What is expected: Scan the lines and state how many carry "this". Leave out everything but the number.

Extracted information:
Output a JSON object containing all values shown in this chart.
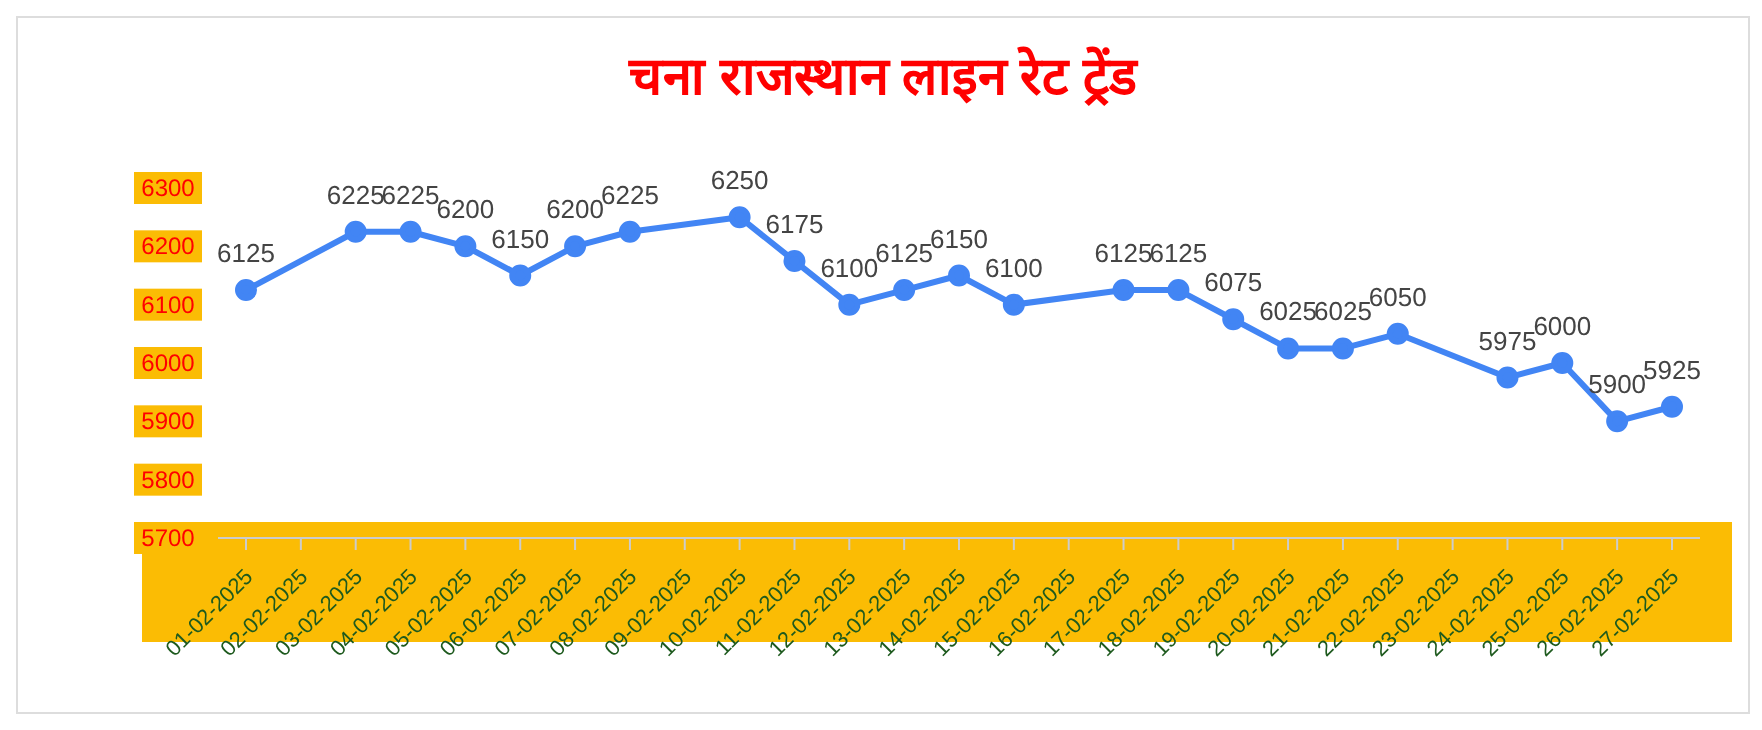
{
  "chart_data": {
    "type": "line",
    "title": "चना राजस्थान लाइन रेट ट्रेंड",
    "categories": [
      "01-02-2025",
      "02-02-2025",
      "03-02-2025",
      "04-02-2025",
      "05-02-2025",
      "06-02-2025",
      "07-02-2025",
      "08-02-2025",
      "09-02-2025",
      "10-02-2025",
      "11-02-2025",
      "12-02-2025",
      "13-02-2025",
      "14-02-2025",
      "15-02-2025",
      "16-02-2025",
      "17-02-2025",
      "18-02-2025",
      "19-02-2025",
      "20-02-2025",
      "21-02-2025",
      "22-02-2025",
      "23-02-2025",
      "24-02-2025",
      "25-02-2025",
      "26-02-2025",
      "27-02-2025"
    ],
    "series": [
      {
        "color": "#4285f4",
        "values": [
          6125,
          null,
          6225,
          6225,
          6200,
          6150,
          6200,
          6225,
          null,
          6250,
          6175,
          6100,
          6125,
          6150,
          6100,
          null,
          6125,
          6125,
          6075,
          6025,
          6025,
          6050,
          null,
          5975,
          6000,
          5900,
          5925
        ]
      }
    ],
    "ylim": [
      5700,
      6300
    ],
    "yticks": [
      5700,
      5800,
      5900,
      6000,
      6100,
      6200,
      6300
    ],
    "grid": false,
    "legend": false,
    "marker": "circle",
    "line_style": "solid",
    "data_labels": true
  }
}
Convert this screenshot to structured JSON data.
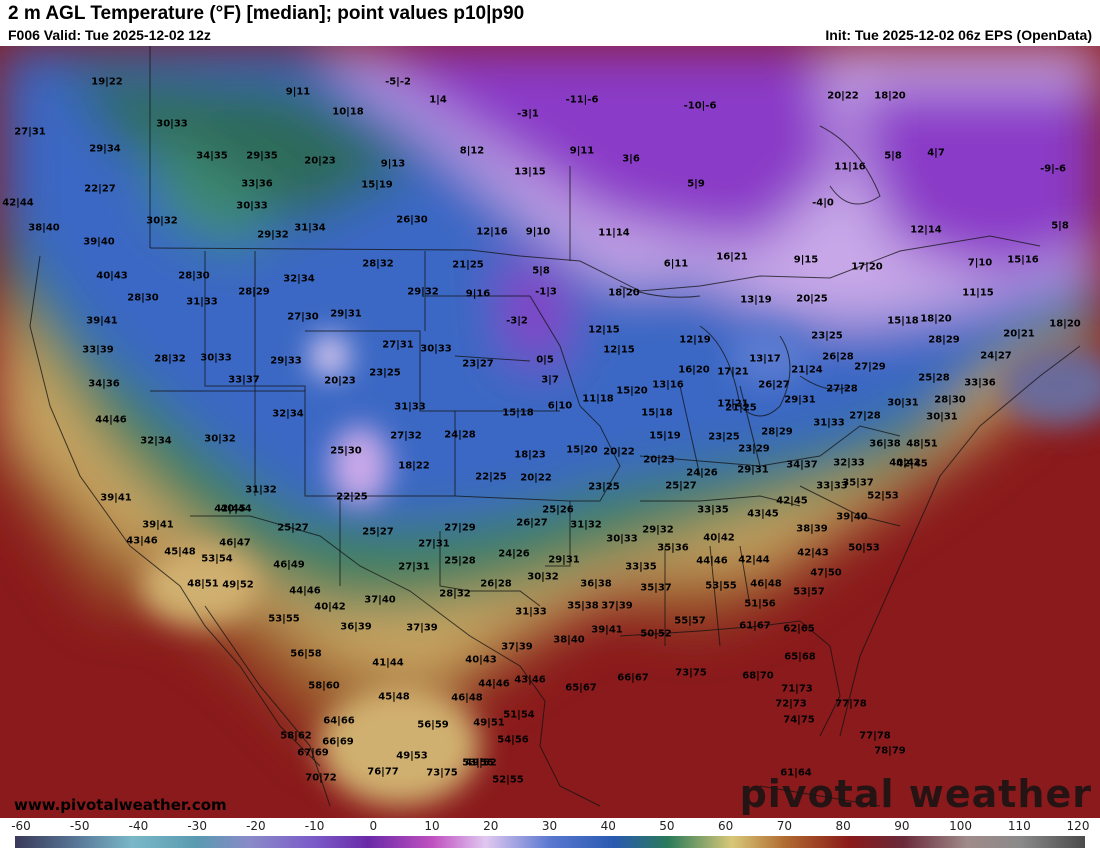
{
  "header": {
    "title": "2 m AGL Temperature (°F) [median]; point values p10|p90",
    "valid": "F006 Valid: Tue 2025-12-02 12z",
    "init": "Init: Tue 2025-12-02 06z EPS (OpenData)"
  },
  "map": {
    "watermark_url": "www.pivotalweather.com",
    "brand": "pivotal weather",
    "point_values": [
      {
        "label": "19|22"
      },
      {
        "label": "9|11"
      },
      {
        "label": "-5|-2"
      },
      {
        "label": "1|4"
      },
      {
        "label": "10|18"
      },
      {
        "label": "-11|-6"
      },
      {
        "label": "-10|-6"
      },
      {
        "label": "20|22"
      },
      {
        "label": "18|20"
      },
      {
        "label": "27|31"
      },
      {
        "label": "30|33"
      },
      {
        "label": "-3|1"
      },
      {
        "label": "29|34"
      },
      {
        "label": "34|35"
      },
      {
        "label": "29|35"
      },
      {
        "label": "20|23"
      },
      {
        "label": "9|13"
      },
      {
        "label": "8|12"
      },
      {
        "label": "9|11"
      },
      {
        "label": "3|6"
      },
      {
        "label": "11|16"
      },
      {
        "label": "5|8"
      },
      {
        "label": "4|7"
      },
      {
        "label": "-9|-6"
      },
      {
        "label": "22|27"
      },
      {
        "label": "33|36"
      },
      {
        "label": "15|19"
      },
      {
        "label": "13|15"
      },
      {
        "label": "5|9"
      },
      {
        "label": "42|44"
      },
      {
        "label": "30|33"
      },
      {
        "label": "-4|0"
      },
      {
        "label": "30|32"
      },
      {
        "label": "26|30"
      },
      {
        "label": "38|40"
      },
      {
        "label": "29|32"
      },
      {
        "label": "31|34"
      },
      {
        "label": "12|16"
      },
      {
        "label": "9|10"
      },
      {
        "label": "11|14"
      },
      {
        "label": "12|14"
      },
      {
        "label": "5|8"
      },
      {
        "label": "39|40"
      },
      {
        "label": "6|11"
      },
      {
        "label": "16|21"
      },
      {
        "label": "9|15"
      },
      {
        "label": "17|20"
      },
      {
        "label": "7|10"
      },
      {
        "label": "15|16"
      },
      {
        "label": "21|25"
      },
      {
        "label": "28|32"
      },
      {
        "label": "5|8"
      },
      {
        "label": "40|43"
      },
      {
        "label": "28|30"
      },
      {
        "label": "32|34"
      },
      {
        "label": "28|29"
      },
      {
        "label": "29|32"
      },
      {
        "label": "9|16"
      },
      {
        "label": "-1|3"
      },
      {
        "label": "18|20"
      },
      {
        "label": "13|19"
      },
      {
        "label": "20|25"
      },
      {
        "label": "11|15"
      },
      {
        "label": "28|30"
      },
      {
        "label": "31|33"
      },
      {
        "label": "27|30"
      },
      {
        "label": "29|31"
      },
      {
        "label": "-3|2"
      },
      {
        "label": "12|15"
      },
      {
        "label": "15|18"
      },
      {
        "label": "18|20"
      },
      {
        "label": "39|41"
      },
      {
        "label": "12|19"
      },
      {
        "label": "23|25"
      },
      {
        "label": "20|21"
      },
      {
        "label": "18|20"
      },
      {
        "label": "33|39"
      },
      {
        "label": "27|31"
      },
      {
        "label": "30|33"
      },
      {
        "label": "12|15"
      },
      {
        "label": "26|28"
      },
      {
        "label": "28|29"
      },
      {
        "label": "28|32"
      },
      {
        "label": "30|33"
      },
      {
        "label": "29|33"
      },
      {
        "label": "23|27"
      },
      {
        "label": "0|5"
      },
      {
        "label": "13|17"
      },
      {
        "label": "27|29"
      },
      {
        "label": "24|27"
      },
      {
        "label": "20|23"
      },
      {
        "label": "23|25"
      },
      {
        "label": "16|20"
      },
      {
        "label": "17|21"
      },
      {
        "label": "21|24"
      },
      {
        "label": "25|28"
      },
      {
        "label": "34|36"
      },
      {
        "label": "33|37"
      },
      {
        "label": "3|7"
      },
      {
        "label": "13|16"
      },
      {
        "label": "26|27"
      },
      {
        "label": "27|28"
      },
      {
        "label": "33|36"
      },
      {
        "label": "15|20"
      },
      {
        "label": "11|18"
      },
      {
        "label": "17|21"
      },
      {
        "label": "29|31"
      },
      {
        "label": "30|31"
      },
      {
        "label": "28|30"
      },
      {
        "label": "44|46"
      },
      {
        "label": "32|34"
      },
      {
        "label": "31|33"
      },
      {
        "label": "6|10"
      },
      {
        "label": "15|18"
      },
      {
        "label": "15|18"
      },
      {
        "label": "21|25"
      },
      {
        "label": "27|28"
      },
      {
        "label": "31|33"
      },
      {
        "label": "30|31"
      },
      {
        "label": "32|34"
      },
      {
        "label": "30|32"
      },
      {
        "label": "27|32"
      },
      {
        "label": "24|28"
      },
      {
        "label": "15|19"
      },
      {
        "label": "23|25"
      },
      {
        "label": "28|29"
      },
      {
        "label": "36|38"
      },
      {
        "label": "48|51"
      },
      {
        "label": "25|30"
      },
      {
        "label": "18|23"
      },
      {
        "label": "15|20"
      },
      {
        "label": "20|22"
      },
      {
        "label": "23|29"
      },
      {
        "label": "40|42"
      },
      {
        "label": "18|22"
      },
      {
        "label": "20|23"
      },
      {
        "label": "34|37"
      },
      {
        "label": "32|33"
      },
      {
        "label": "42|45"
      },
      {
        "label": "24|26"
      },
      {
        "label": "29|31"
      },
      {
        "label": "22|25"
      },
      {
        "label": "20|22"
      },
      {
        "label": "35|37"
      },
      {
        "label": "42|45"
      },
      {
        "label": "31|32"
      },
      {
        "label": "23|25"
      },
      {
        "label": "25|27"
      },
      {
        "label": "33|33"
      },
      {
        "label": "39|41"
      },
      {
        "label": "22|25"
      },
      {
        "label": "52|53"
      },
      {
        "label": "42|45"
      },
      {
        "label": "40|44"
      },
      {
        "label": "25|26"
      },
      {
        "label": "33|35"
      },
      {
        "label": "43|45"
      },
      {
        "label": "39|41"
      },
      {
        "label": "25|27"
      },
      {
        "label": "26|27"
      },
      {
        "label": "31|32"
      },
      {
        "label": "39|40"
      },
      {
        "label": "27|29"
      },
      {
        "label": "29|32"
      },
      {
        "label": "38|39"
      },
      {
        "label": "43|46"
      },
      {
        "label": "46|47"
      },
      {
        "label": "25|27"
      },
      {
        "label": "30|33"
      },
      {
        "label": "40|42"
      },
      {
        "label": "50|53"
      },
      {
        "label": "45|48"
      },
      {
        "label": "53|54"
      },
      {
        "label": "27|31"
      },
      {
        "label": "24|26"
      },
      {
        "label": "35|36"
      },
      {
        "label": "42|43"
      },
      {
        "label": "46|49"
      },
      {
        "label": "27|31"
      },
      {
        "label": "25|28"
      },
      {
        "label": "29|31"
      },
      {
        "label": "33|35"
      },
      {
        "label": "44|46"
      },
      {
        "label": "42|44"
      },
      {
        "label": "47|50"
      },
      {
        "label": "48|51"
      },
      {
        "label": "49|52"
      },
      {
        "label": "30|32"
      },
      {
        "label": "44|46"
      },
      {
        "label": "26|28"
      },
      {
        "label": "36|38"
      },
      {
        "label": "35|37"
      },
      {
        "label": "53|55"
      },
      {
        "label": "46|48"
      },
      {
        "label": "53|57"
      },
      {
        "label": "28|32"
      },
      {
        "label": "37|40"
      },
      {
        "label": "40|42"
      },
      {
        "label": "35|38"
      },
      {
        "label": "37|39"
      },
      {
        "label": "51|56"
      },
      {
        "label": "31|33"
      },
      {
        "label": "53|55"
      },
      {
        "label": "36|39"
      },
      {
        "label": "37|39"
      },
      {
        "label": "55|57"
      },
      {
        "label": "38|40"
      },
      {
        "label": "39|41"
      },
      {
        "label": "50|52"
      },
      {
        "label": "61|67"
      },
      {
        "label": "62|65"
      },
      {
        "label": "56|58"
      },
      {
        "label": "41|44"
      },
      {
        "label": "40|43"
      },
      {
        "label": "37|39"
      },
      {
        "label": "65|68"
      },
      {
        "label": "58|60"
      },
      {
        "label": "44|46"
      },
      {
        "label": "43|46"
      },
      {
        "label": "73|75"
      },
      {
        "label": "65|67"
      },
      {
        "label": "66|67"
      },
      {
        "label": "68|70"
      },
      {
        "label": "71|73"
      },
      {
        "label": "45|48"
      },
      {
        "label": "46|48"
      },
      {
        "label": "77|78"
      },
      {
        "label": "72|73"
      },
      {
        "label": "64|66"
      },
      {
        "label": "49|51"
      },
      {
        "label": "51|54"
      },
      {
        "label": "74|75"
      },
      {
        "label": "56|59"
      },
      {
        "label": "58|62"
      },
      {
        "label": "66|69"
      },
      {
        "label": "54|56"
      },
      {
        "label": "77|78"
      },
      {
        "label": "67|69"
      },
      {
        "label": "49|53"
      },
      {
        "label": "53|56"
      },
      {
        "label": "78|79"
      },
      {
        "label": "70|72"
      },
      {
        "label": "73|75"
      },
      {
        "label": "49|52"
      },
      {
        "label": "61|64"
      },
      {
        "label": "76|77"
      },
      {
        "label": "52|55"
      }
    ]
  },
  "colorbar": {
    "ticks": [
      "-60",
      "-50",
      "-40",
      "-30",
      "-20",
      "-10",
      "0",
      "10",
      "20",
      "30",
      "40",
      "50",
      "60",
      "70",
      "80",
      "90",
      "100",
      "110",
      "120"
    ]
  }
}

Task response: 2